- **Data extract**:

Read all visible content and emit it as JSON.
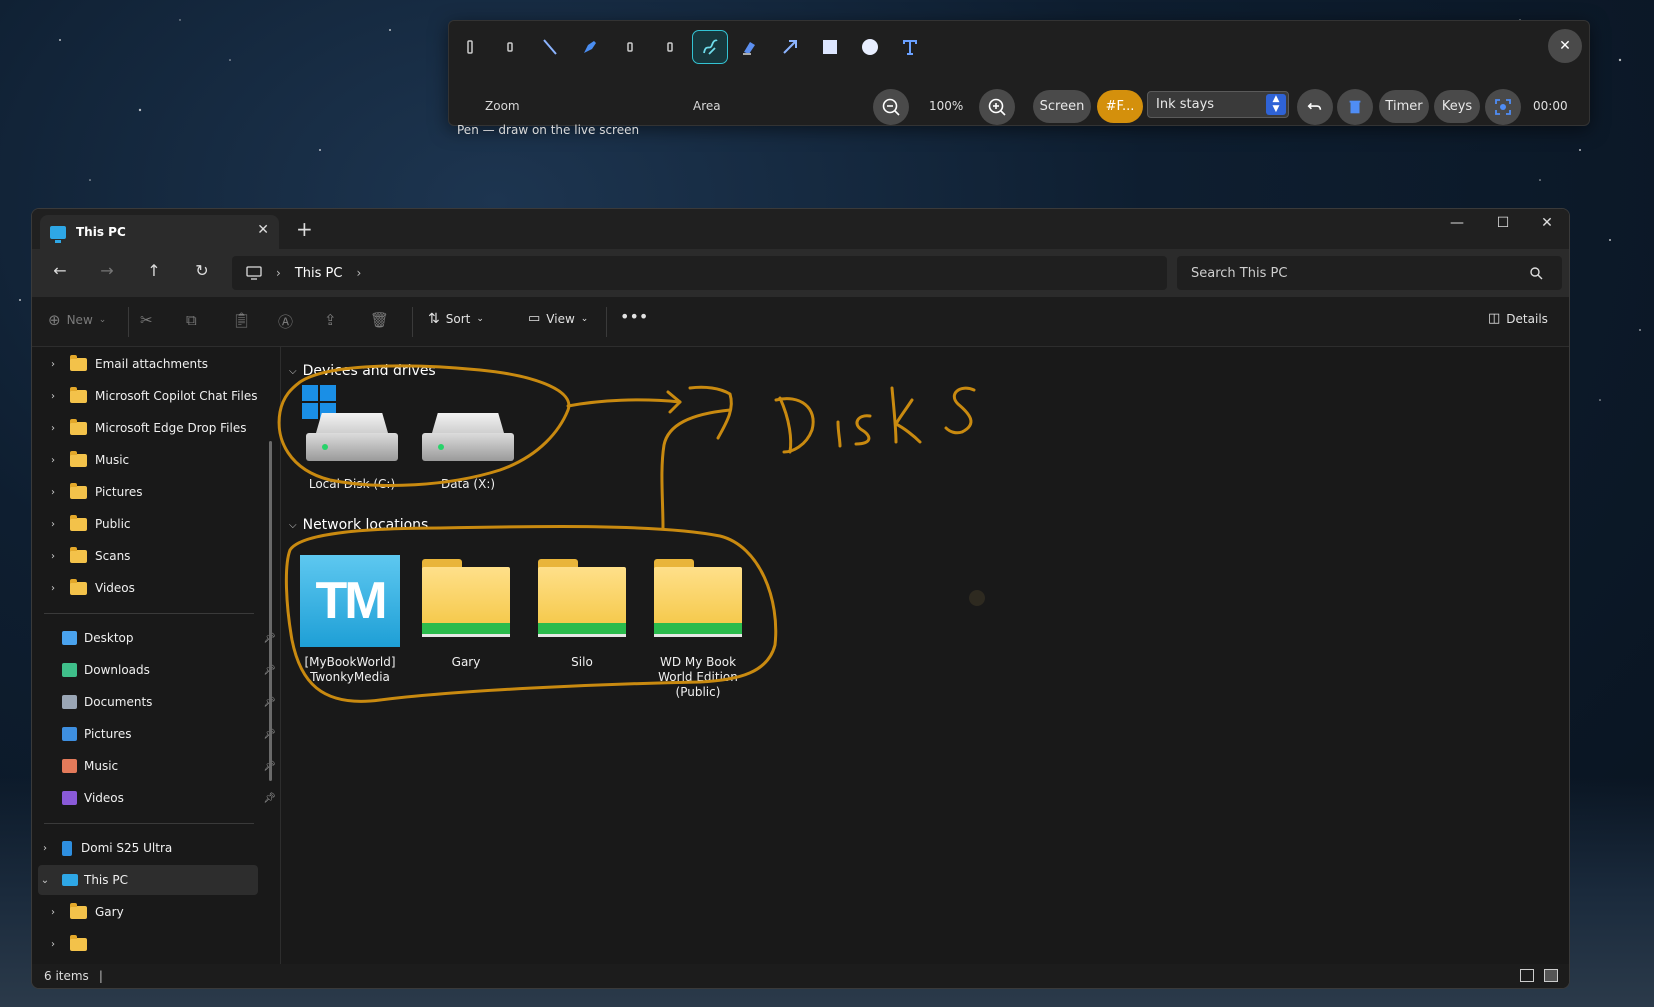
{
  "toolbar": {
    "zoom_label": "Zoom",
    "area_label": "Area",
    "status": "Pen — draw on the live screen",
    "zoom_level": "100%",
    "screen_label": "Screen",
    "color_label": "#F...",
    "ink_mode": "Ink stays",
    "timer_label": "Timer",
    "keys_label": "Keys",
    "time": "00:00",
    "accent_color": "#d4900c",
    "tools": [
      "small-tool-icon",
      "small-tool-icon",
      "line-icon",
      "marker-icon",
      "small-tool-icon",
      "small-tool-icon",
      "pen-icon",
      "highlighter-icon",
      "arrow-icon",
      "rectangle-icon",
      "ellipse-icon",
      "text-icon"
    ]
  },
  "window": {
    "tab_title": "This PC",
    "breadcrumb": "This PC",
    "search_placeholder": "Search This PC",
    "cmd": {
      "new": "New",
      "sort": "Sort",
      "view": "View",
      "details": "Details"
    },
    "sidebar": {
      "folders": [
        "Email attachments",
        "Microsoft Copilot Chat Files",
        "Microsoft Edge Drop Files",
        "Music",
        "Pictures",
        "Public",
        "Scans",
        "Videos"
      ],
      "quick": [
        "Desktop",
        "Downloads",
        "Documents",
        "Pictures",
        "Music",
        "Videos"
      ],
      "devices": [
        "Domi S25 Ultra",
        "This PC",
        "Gary"
      ]
    },
    "groups": {
      "drives": "Devices and drives",
      "network": "Network locations"
    },
    "drives": [
      "Local Disk (C:)",
      "Data (X:)"
    ],
    "network": [
      "[MyBookWorld]\nTwonkyMedia",
      "Gary",
      "Silo",
      "WD My Book\nWorld Edition\n(Public)"
    ],
    "network_tile_text": "TM",
    "status": "6 items"
  },
  "annotation": {
    "handwritten_text": "Disks",
    "ink_color": "#c98a10"
  }
}
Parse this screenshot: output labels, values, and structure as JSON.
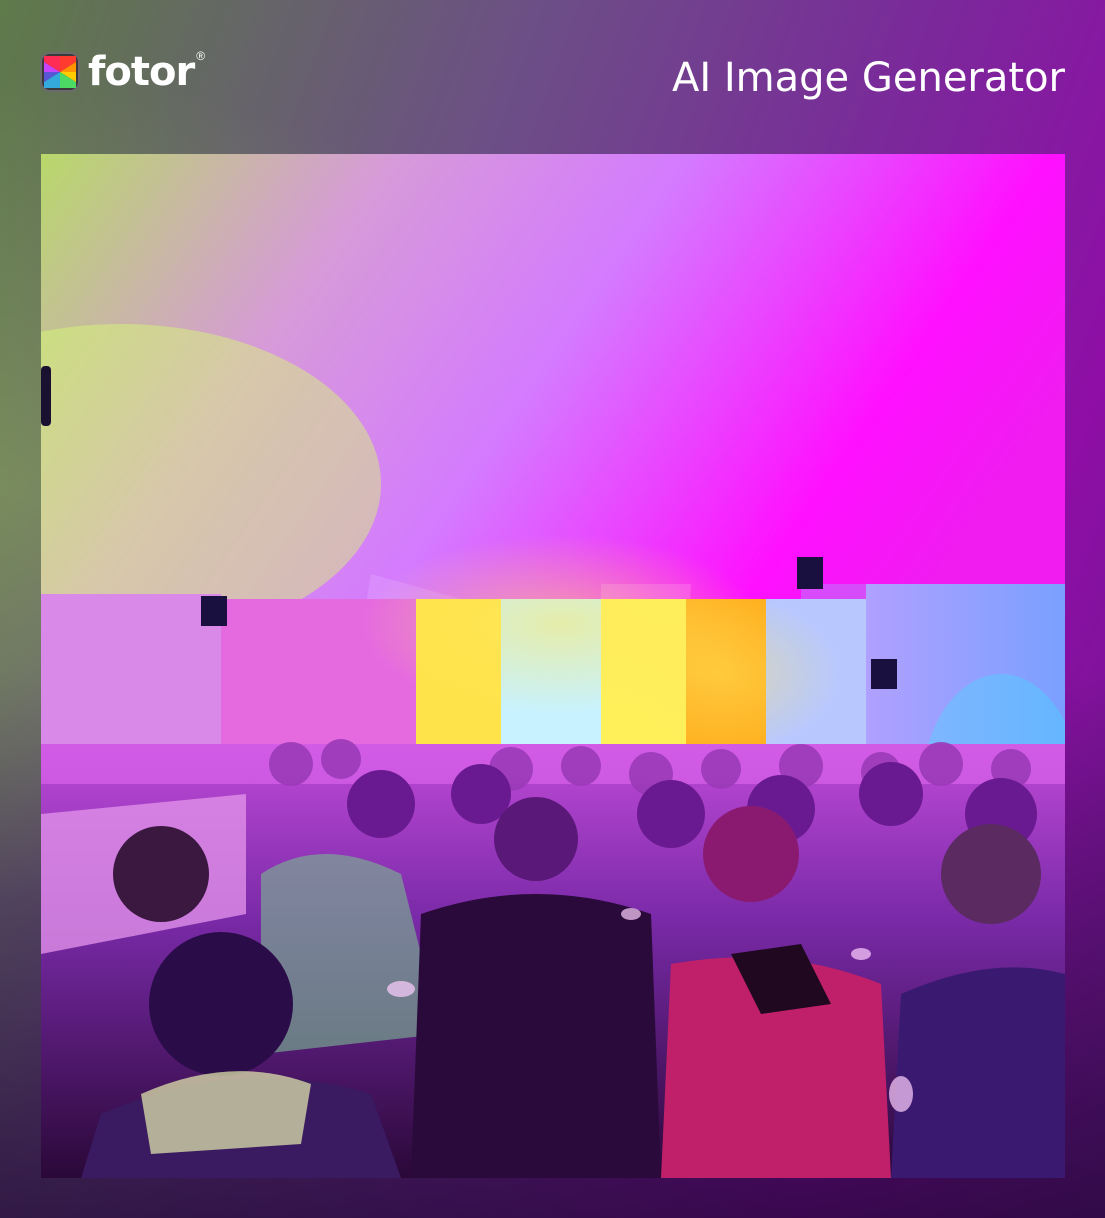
{
  "brand": {
    "name": "fotor",
    "registered_mark": "®"
  },
  "header": {
    "title": "AI Image Generator"
  },
  "image": {
    "description_icon": "ai-generated-party-image"
  }
}
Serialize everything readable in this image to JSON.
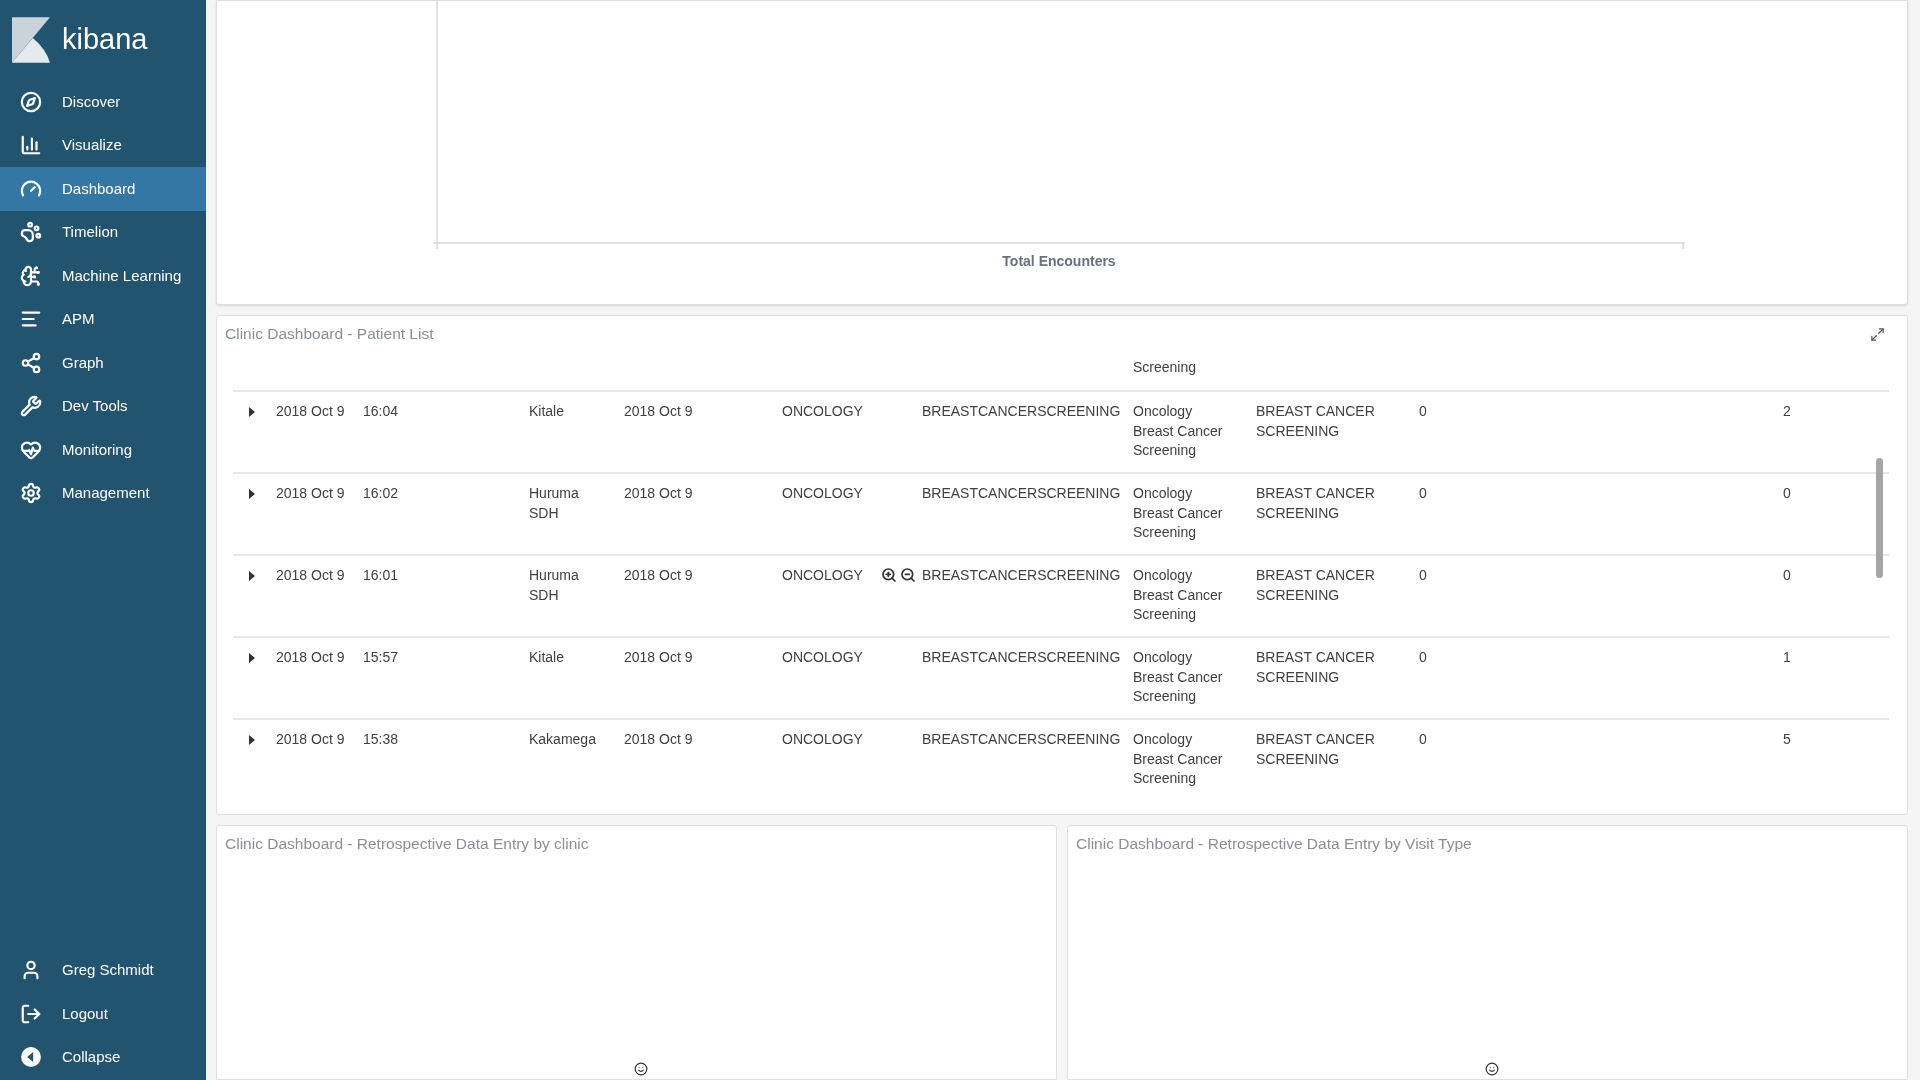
{
  "sidebar": {
    "brand": "kibana",
    "items": [
      {
        "label": "Discover",
        "selected": false
      },
      {
        "label": "Visualize",
        "selected": false
      },
      {
        "label": "Dashboard",
        "selected": true
      },
      {
        "label": "Timelion",
        "selected": false
      },
      {
        "label": "Machine Learning",
        "selected": false
      },
      {
        "label": "APM",
        "selected": false
      },
      {
        "label": "Graph",
        "selected": false
      },
      {
        "label": "Dev Tools",
        "selected": false
      },
      {
        "label": "Monitoring",
        "selected": false
      },
      {
        "label": "Management",
        "selected": false
      }
    ],
    "footer": [
      {
        "label": "Greg Schmidt"
      },
      {
        "label": "Logout"
      },
      {
        "label": "Collapse"
      }
    ]
  },
  "top_panel": {
    "axis_title": "Total Encounters"
  },
  "patient_list": {
    "title": "Clinic Dashboard - Patient List",
    "partial_cell": "Screening",
    "rows": [
      {
        "cells": [
          "2018 Oct 9",
          "16:04",
          "Kitale",
          "2018 Oct 9",
          "ONCOLOGY",
          "BREASTCANCERSCREENING",
          "Oncology Breast Cancer Screening",
          "BREAST CANCER SCREENING",
          "0",
          "2"
        ],
        "hovered": false
      },
      {
        "cells": [
          "2018 Oct 9",
          "16:02",
          "Huruma SDH",
          "2018 Oct 9",
          "ONCOLOGY",
          "BREASTCANCERSCREENING",
          "Oncology Breast Cancer Screening",
          "BREAST CANCER SCREENING",
          "0",
          "0"
        ],
        "hovered": false
      },
      {
        "cells": [
          "2018 Oct 9",
          "16:01",
          "Huruma SDH",
          "2018 Oct 9",
          "ONCOLOGY",
          "BREASTCANCERSCREENING",
          "Oncology Breast Cancer Screening",
          "BREAST CANCER SCREENING",
          "0",
          "0"
        ],
        "hovered": true
      },
      {
        "cells": [
          "2018 Oct 9",
          "15:57",
          "Kitale",
          "2018 Oct 9",
          "ONCOLOGY",
          "BREASTCANCERSCREENING",
          "Oncology Breast Cancer Screening",
          "BREAST CANCER SCREENING",
          "0",
          "1"
        ],
        "hovered": false
      },
      {
        "cells": [
          "2018 Oct 9",
          "15:38",
          "Kakamega",
          "2018 Oct 9",
          "ONCOLOGY",
          "BREASTCANCERSCREENING",
          "Oncology Breast Cancer Screening",
          "BREAST CANCER SCREENING",
          "0",
          "5"
        ],
        "hovered": false
      }
    ]
  },
  "bottom_panels": [
    {
      "title": "Clinic Dashboard - Retrospective Data Entry by clinic"
    },
    {
      "title": "Clinic Dashboard - Retrospective Data Entry by Visit Type"
    }
  ]
}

- **Given problem**:
Copy every line of the data word for word, omitting the images.

- **Solution for this task**:
Read all visible content and emit it as JSON.
{
  "toolbar": {
    "zoom_label": "Zoom",
    "area_label": "Area",
    "status": "Pen — draw on the live screen",
    "zoom_level": "100%",
    "screen_label": "Screen",
    "color_label": "#F...",
    "ink_mode": "Ink stays",
    "timer_label": "Timer",
    "keys_label": "Keys",
    "time": "00:00",
    "accent_color": "#d4900c",
    "tools": [
      "small-tool-icon",
      "small-tool-icon",
      "line-icon",
      "marker-icon",
      "small-tool-icon",
      "small-tool-icon",
      "pen-icon",
      "highlighter-icon",
      "arrow-icon",
      "rectangle-icon",
      "ellipse-icon",
      "text-icon"
    ]
  },
  "window": {
    "tab_title": "This PC",
    "breadcrumb": "This PC",
    "search_placeholder": "Search This PC",
    "cmd": {
      "new": "New",
      "sort": "Sort",
      "view": "View",
      "details": "Details"
    },
    "sidebar": {
      "folders": [
        "Email attachments",
        "Microsoft Copilot Chat Files",
        "Microsoft Edge Drop Files",
        "Music",
        "Pictures",
        "Public",
        "Scans",
        "Videos"
      ],
      "quick": [
        "Desktop",
        "Downloads",
        "Documents",
        "Pictures",
        "Music",
        "Videos"
      ],
      "devices": [
        "Domi S25 Ultra",
        "This PC",
        "Gary"
      ]
    },
    "groups": {
      "drives": "Devices and drives",
      "network": "Network locations"
    },
    "drives": [
      "Local Disk (C:)",
      "Data (X:)"
    ],
    "network": [
      "[MyBookWorld]\nTwonkyMedia",
      "Gary",
      "Silo",
      "WD My Book\nWorld Edition\n(Public)"
    ],
    "network_tile_text": "TM",
    "status": "6 items"
  },
  "annotation": {
    "handwritten_text": "Disks",
    "ink_color": "#c98a10"
  }
}
Parse this screenshot: output labels, values, and structure as JSON.
{
  "brand": {
    "name": "fotor",
    "registered_mark": "®"
  },
  "header": {
    "title": "AI Image Generator"
  },
  "image": {
    "description_icon": "ai-generated-party-image"
  }
}
Serialize everything readable in this image to JSON.
{
  "sidebar": {
    "brand": "kibana",
    "items": [
      {
        "label": "Discover",
        "selected": false
      },
      {
        "label": "Visualize",
        "selected": false
      },
      {
        "label": "Dashboard",
        "selected": true
      },
      {
        "label": "Timelion",
        "selected": false
      },
      {
        "label": "Machine Learning",
        "selected": false
      },
      {
        "label": "APM",
        "selected": false
      },
      {
        "label": "Graph",
        "selected": false
      },
      {
        "label": "Dev Tools",
        "selected": false
      },
      {
        "label": "Monitoring",
        "selected": false
      },
      {
        "label": "Management",
        "selected": false
      }
    ],
    "footer": [
      {
        "label": "Greg Schmidt"
      },
      {
        "label": "Logout"
      },
      {
        "label": "Collapse"
      }
    ]
  },
  "top_panel": {
    "axis_title": "Total Encounters"
  },
  "patient_list": {
    "title": "Clinic Dashboard - Patient List",
    "partial_cell": "Screening",
    "rows": [
      {
        "cells": [
          "2018 Oct 9",
          "16:04",
          "Kitale",
          "2018 Oct 9",
          "ONCOLOGY",
          "BREASTCANCERSCREENING",
          "Oncology Breast Cancer Screening",
          "BREAST CANCER SCREENING",
          "0",
          "2"
        ],
        "hovered": false
      },
      {
        "cells": [
          "2018 Oct 9",
          "16:02",
          "Huruma SDH",
          "2018 Oct 9",
          "ONCOLOGY",
          "BREASTCANCERSCREENING",
          "Oncology Breast Cancer Screening",
          "BREAST CANCER SCREENING",
          "0",
          "0"
        ],
        "hovered": false
      },
      {
        "cells": [
          "2018 Oct 9",
          "16:01",
          "Huruma SDH",
          "2018 Oct 9",
          "ONCOLOGY",
          "BREASTCANCERSCREENING",
          "Oncology Breast Cancer Screening",
          "BREAST CANCER SCREENING",
          "0",
          "0"
        ],
        "hovered": true
      },
      {
        "cells": [
          "2018 Oct 9",
          "15:57",
          "Kitale",
          "2018 Oct 9",
          "ONCOLOGY",
          "BREASTCANCERSCREENING",
          "Oncology Breast Cancer Screening",
          "BREAST CANCER SCREENING",
          "0",
          "1"
        ],
        "hovered": false
      },
      {
        "cells": [
          "2018 Oct 9",
          "15:38",
          "Kakamega",
          "2018 Oct 9",
          "ONCOLOGY",
          "BREASTCANCERSCREENING",
          "Oncology Breast Cancer Screening",
          "BREAST CANCER SCREENING",
          "0",
          "5"
        ],
        "hovered": false
      }
    ]
  },
  "bottom_panels": [
    {
      "title": "Clinic Dashboard - Retrospective Data Entry by clinic"
    },
    {
      "title": "Clinic Dashboard - Retrospective Data Entry by Visit Type"
    }
  ]
}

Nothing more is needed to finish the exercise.